- _Task inputs_:
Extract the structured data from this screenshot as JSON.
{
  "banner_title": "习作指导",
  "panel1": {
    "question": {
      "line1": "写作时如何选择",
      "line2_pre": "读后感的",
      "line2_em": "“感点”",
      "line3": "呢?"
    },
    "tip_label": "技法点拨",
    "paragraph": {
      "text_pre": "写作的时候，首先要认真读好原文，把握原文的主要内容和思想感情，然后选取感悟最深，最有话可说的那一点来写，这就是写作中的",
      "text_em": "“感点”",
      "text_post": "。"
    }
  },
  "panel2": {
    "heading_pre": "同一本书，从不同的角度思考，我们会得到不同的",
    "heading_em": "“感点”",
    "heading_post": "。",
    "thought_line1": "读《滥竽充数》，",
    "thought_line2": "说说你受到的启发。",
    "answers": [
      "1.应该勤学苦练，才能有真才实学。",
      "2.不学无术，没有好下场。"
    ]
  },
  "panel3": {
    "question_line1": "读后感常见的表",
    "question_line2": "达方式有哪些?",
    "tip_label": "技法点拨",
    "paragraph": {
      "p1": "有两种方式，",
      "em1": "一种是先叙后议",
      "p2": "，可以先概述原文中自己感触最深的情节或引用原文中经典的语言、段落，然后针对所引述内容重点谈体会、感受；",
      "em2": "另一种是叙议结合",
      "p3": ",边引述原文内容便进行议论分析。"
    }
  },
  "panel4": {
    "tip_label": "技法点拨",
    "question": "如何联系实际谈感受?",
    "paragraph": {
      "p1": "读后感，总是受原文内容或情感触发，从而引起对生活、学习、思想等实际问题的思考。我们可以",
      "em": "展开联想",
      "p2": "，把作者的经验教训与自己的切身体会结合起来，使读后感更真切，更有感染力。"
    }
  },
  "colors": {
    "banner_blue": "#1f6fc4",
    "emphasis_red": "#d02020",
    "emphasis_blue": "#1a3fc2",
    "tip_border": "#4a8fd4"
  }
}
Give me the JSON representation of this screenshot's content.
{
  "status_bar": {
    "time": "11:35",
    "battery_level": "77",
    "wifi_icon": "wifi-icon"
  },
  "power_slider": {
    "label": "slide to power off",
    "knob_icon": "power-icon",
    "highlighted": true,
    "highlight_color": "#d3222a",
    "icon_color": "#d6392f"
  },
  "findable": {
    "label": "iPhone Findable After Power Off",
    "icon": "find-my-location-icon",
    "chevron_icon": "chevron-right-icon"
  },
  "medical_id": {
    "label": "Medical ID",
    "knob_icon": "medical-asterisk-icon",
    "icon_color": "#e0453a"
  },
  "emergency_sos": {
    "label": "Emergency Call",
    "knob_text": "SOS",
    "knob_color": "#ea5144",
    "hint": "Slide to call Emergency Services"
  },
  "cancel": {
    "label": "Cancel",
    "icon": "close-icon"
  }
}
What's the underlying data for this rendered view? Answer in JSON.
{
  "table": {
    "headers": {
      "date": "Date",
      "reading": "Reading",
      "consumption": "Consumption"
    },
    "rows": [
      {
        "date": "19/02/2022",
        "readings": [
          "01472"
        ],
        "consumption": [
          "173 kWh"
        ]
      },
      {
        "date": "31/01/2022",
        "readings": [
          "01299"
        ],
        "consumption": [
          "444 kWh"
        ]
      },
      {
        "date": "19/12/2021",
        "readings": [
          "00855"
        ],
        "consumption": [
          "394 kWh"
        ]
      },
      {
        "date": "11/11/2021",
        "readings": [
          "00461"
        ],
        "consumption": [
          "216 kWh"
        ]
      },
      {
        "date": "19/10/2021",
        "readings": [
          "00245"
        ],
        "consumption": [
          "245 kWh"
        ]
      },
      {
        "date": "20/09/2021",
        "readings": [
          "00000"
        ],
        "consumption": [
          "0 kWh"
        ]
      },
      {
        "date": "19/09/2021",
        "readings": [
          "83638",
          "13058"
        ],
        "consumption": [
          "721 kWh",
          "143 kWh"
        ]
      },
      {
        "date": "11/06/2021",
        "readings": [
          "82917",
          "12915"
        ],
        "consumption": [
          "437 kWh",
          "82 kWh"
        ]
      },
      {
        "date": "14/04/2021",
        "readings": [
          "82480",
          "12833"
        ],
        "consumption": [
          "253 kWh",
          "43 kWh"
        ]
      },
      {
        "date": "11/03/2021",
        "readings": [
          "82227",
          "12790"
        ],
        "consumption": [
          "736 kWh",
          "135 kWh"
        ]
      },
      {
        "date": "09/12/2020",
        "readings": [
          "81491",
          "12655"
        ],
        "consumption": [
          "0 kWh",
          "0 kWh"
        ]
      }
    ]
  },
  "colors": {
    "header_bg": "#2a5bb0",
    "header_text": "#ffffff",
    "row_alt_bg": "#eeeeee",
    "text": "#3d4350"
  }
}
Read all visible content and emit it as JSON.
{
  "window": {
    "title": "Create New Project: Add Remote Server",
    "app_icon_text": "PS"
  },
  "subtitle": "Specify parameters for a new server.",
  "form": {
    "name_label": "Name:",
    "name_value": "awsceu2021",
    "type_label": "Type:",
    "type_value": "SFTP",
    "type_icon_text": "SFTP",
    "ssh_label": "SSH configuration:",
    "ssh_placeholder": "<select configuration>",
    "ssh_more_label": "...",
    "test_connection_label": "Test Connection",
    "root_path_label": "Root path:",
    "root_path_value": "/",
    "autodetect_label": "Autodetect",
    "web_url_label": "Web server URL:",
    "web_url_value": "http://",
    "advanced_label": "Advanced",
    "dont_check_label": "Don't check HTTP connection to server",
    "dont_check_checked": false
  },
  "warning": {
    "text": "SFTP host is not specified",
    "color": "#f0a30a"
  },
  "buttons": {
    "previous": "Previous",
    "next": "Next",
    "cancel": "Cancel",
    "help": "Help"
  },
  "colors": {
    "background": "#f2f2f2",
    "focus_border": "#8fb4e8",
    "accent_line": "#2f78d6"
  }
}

- _Your instructions_:
Copy out all of the records above with nothing altered.

- _Exercise output_:
Extract the structured data from this screenshot as JSON.
{
  "banner_title": "习作指导",
  "panel1": {
    "question": {
      "line1": "写作时如何选择",
      "line2_pre": "读后感的",
      "line2_em": "“感点”",
      "line3": "呢?"
    },
    "tip_label": "技法点拨",
    "paragraph": {
      "text_pre": "写作的时候，首先要认真读好原文，把握原文的主要内容和思想感情，然后选取感悟最深，最有话可说的那一点来写，这就是写作中的",
      "text_em": "“感点”",
      "text_post": "。"
    }
  },
  "panel2": {
    "heading_pre": "同一本书，从不同的角度思考，我们会得到不同的",
    "heading_em": "“感点”",
    "heading_post": "。",
    "thought_line1": "读《滥竽充数》，",
    "thought_line2": "说说你受到的启发。",
    "answers": [
      "1.应该勤学苦练，才能有真才实学。",
      "2.不学无术，没有好下场。"
    ]
  },
  "panel3": {
    "question_line1": "读后感常见的表",
    "question_line2": "达方式有哪些?",
    "tip_label": "技法点拨",
    "paragraph": {
      "p1": "有两种方式，",
      "em1": "一种是先叙后议",
      "p2": "，可以先概述原文中自己感触最深的情节或引用原文中经典的语言、段落，然后针对所引述内容重点谈体会、感受；",
      "em2": "另一种是叙议结合",
      "p3": ",边引述原文内容便进行议论分析。"
    }
  },
  "panel4": {
    "tip_label": "技法点拨",
    "question": "如何联系实际谈感受?",
    "paragraph": {
      "p1": "读后感，总是受原文内容或情感触发，从而引起对生活、学习、思想等实际问题的思考。我们可以",
      "em": "展开联想",
      "p2": "，把作者的经验教训与自己的切身体会结合起来，使读后感更真切，更有感染力。"
    }
  },
  "colors": {
    "banner_blue": "#1f6fc4",
    "emphasis_red": "#d02020",
    "emphasis_blue": "#1a3fc2",
    "tip_border": "#4a8fd4"
  }
}
Give me the JSON representation of this screenshot's content.
{
  "status_bar": {
    "time": "11:35",
    "battery_level": "77",
    "wifi_icon": "wifi-icon"
  },
  "power_slider": {
    "label": "slide to power off",
    "knob_icon": "power-icon",
    "highlighted": true,
    "highlight_color": "#d3222a",
    "icon_color": "#d6392f"
  },
  "findable": {
    "label": "iPhone Findable After Power Off",
    "icon": "find-my-location-icon",
    "chevron_icon": "chevron-right-icon"
  },
  "medical_id": {
    "label": "Medical ID",
    "knob_icon": "medical-asterisk-icon",
    "icon_color": "#e0453a"
  },
  "emergency_sos": {
    "label": "Emergency Call",
    "knob_text": "SOS",
    "knob_color": "#ea5144",
    "hint": "Slide to call Emergency Services"
  },
  "cancel": {
    "label": "Cancel",
    "icon": "close-icon"
  }
}
What's the underlying data for this rendered view? Answer in JSON.
{
  "table": {
    "headers": {
      "date": "Date",
      "reading": "Reading",
      "consumption": "Consumption"
    },
    "rows": [
      {
        "date": "19/02/2022",
        "readings": [
          "01472"
        ],
        "consumption": [
          "173 kWh"
        ]
      },
      {
        "date": "31/01/2022",
        "readings": [
          "01299"
        ],
        "consumption": [
          "444 kWh"
        ]
      },
      {
        "date": "19/12/2021",
        "readings": [
          "00855"
        ],
        "consumption": [
          "394 kWh"
        ]
      },
      {
        "date": "11/11/2021",
        "readings": [
          "00461"
        ],
        "consumption": [
          "216 kWh"
        ]
      },
      {
        "date": "19/10/2021",
        "readings": [
          "00245"
        ],
        "consumption": [
          "245 kWh"
        ]
      },
      {
        "date": "20/09/2021",
        "readings": [
          "00000"
        ],
        "consumption": [
          "0 kWh"
        ]
      },
      {
        "date": "19/09/2021",
        "readings": [
          "83638",
          "13058"
        ],
        "consumption": [
          "721 kWh",
          "143 kWh"
        ]
      },
      {
        "date": "11/06/2021",
        "readings": [
          "82917",
          "12915"
        ],
        "consumption": [
          "437 kWh",
          "82 kWh"
        ]
      },
      {
        "date": "14/04/2021",
        "readings": [
          "82480",
          "12833"
        ],
        "consumption": [
          "253 kWh",
          "43 kWh"
        ]
      },
      {
        "date": "11/03/2021",
        "readings": [
          "82227",
          "12790"
        ],
        "consumption": [
          "736 kWh",
          "135 kWh"
        ]
      },
      {
        "date": "09/12/2020",
        "readings": [
          "81491",
          "12655"
        ],
        "consumption": [
          "0 kWh",
          "0 kWh"
        ]
      }
    ]
  },
  "colors": {
    "header_bg": "#2a5bb0",
    "header_text": "#ffffff",
    "row_alt_bg": "#eeeeee",
    "text": "#3d4350"
  }
}
Read all visible content and emit it as JSON.
{
  "window": {
    "title": "Create New Project: Add Remote Server",
    "app_icon_text": "PS"
  },
  "subtitle": "Specify parameters for a new server.",
  "form": {
    "name_label": "Name:",
    "name_value": "awsceu2021",
    "type_label": "Type:",
    "type_value": "SFTP",
    "type_icon_text": "SFTP",
    "ssh_label": "SSH configuration:",
    "ssh_placeholder": "<select configuration>",
    "ssh_more_label": "...",
    "test_connection_label": "Test Connection",
    "root_path_label": "Root path:",
    "root_path_value": "/",
    "autodetect_label": "Autodetect",
    "web_url_label": "Web server URL:",
    "web_url_value": "http://",
    "advanced_label": "Advanced",
    "dont_check_label": "Don't check HTTP connection to server",
    "dont_check_checked": false
  },
  "warning": {
    "text": "SFTP host is not specified",
    "color": "#f0a30a"
  },
  "buttons": {
    "previous": "Previous",
    "next": "Next",
    "cancel": "Cancel",
    "help": "Help"
  },
  "colors": {
    "background": "#f2f2f2",
    "focus_border": "#8fb4e8",
    "accent_line": "#2f78d6"
  }
}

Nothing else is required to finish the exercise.